> **Task directions**:
Among the entries below, tally each line containing "this"; respond with the total only.

> **Extracted material**:
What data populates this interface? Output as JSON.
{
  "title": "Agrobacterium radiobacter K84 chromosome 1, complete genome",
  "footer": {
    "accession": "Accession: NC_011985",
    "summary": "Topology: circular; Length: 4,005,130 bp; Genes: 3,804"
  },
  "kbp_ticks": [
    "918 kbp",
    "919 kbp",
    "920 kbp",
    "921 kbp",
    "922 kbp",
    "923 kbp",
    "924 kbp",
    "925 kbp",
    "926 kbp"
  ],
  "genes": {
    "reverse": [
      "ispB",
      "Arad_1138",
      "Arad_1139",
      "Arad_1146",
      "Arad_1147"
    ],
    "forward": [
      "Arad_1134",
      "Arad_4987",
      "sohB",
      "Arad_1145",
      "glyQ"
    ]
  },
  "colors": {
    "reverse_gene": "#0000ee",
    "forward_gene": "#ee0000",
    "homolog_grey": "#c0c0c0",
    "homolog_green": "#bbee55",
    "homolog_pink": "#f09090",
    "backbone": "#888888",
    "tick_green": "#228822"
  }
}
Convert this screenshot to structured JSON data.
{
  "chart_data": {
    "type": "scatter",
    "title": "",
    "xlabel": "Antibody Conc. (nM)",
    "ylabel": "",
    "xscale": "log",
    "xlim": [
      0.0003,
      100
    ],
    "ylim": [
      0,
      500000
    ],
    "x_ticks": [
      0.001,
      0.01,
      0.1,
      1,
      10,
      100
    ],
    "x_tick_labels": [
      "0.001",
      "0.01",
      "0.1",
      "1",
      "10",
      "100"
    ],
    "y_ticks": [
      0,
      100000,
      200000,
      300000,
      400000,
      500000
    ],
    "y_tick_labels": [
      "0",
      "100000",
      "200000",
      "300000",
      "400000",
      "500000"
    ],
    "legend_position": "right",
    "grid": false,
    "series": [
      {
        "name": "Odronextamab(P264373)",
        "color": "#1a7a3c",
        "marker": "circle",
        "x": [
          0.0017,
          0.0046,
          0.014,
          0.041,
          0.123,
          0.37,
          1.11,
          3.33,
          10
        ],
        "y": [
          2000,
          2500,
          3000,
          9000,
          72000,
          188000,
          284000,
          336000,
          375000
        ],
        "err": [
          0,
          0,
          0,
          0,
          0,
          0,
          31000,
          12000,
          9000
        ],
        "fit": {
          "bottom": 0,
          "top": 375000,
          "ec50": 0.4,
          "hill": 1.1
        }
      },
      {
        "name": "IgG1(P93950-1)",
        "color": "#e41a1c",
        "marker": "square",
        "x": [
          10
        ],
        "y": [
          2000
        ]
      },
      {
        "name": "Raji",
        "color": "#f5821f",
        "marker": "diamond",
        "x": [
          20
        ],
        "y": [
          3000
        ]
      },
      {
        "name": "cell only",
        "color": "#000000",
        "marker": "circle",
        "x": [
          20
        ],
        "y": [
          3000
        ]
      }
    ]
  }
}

> **The answer**:
2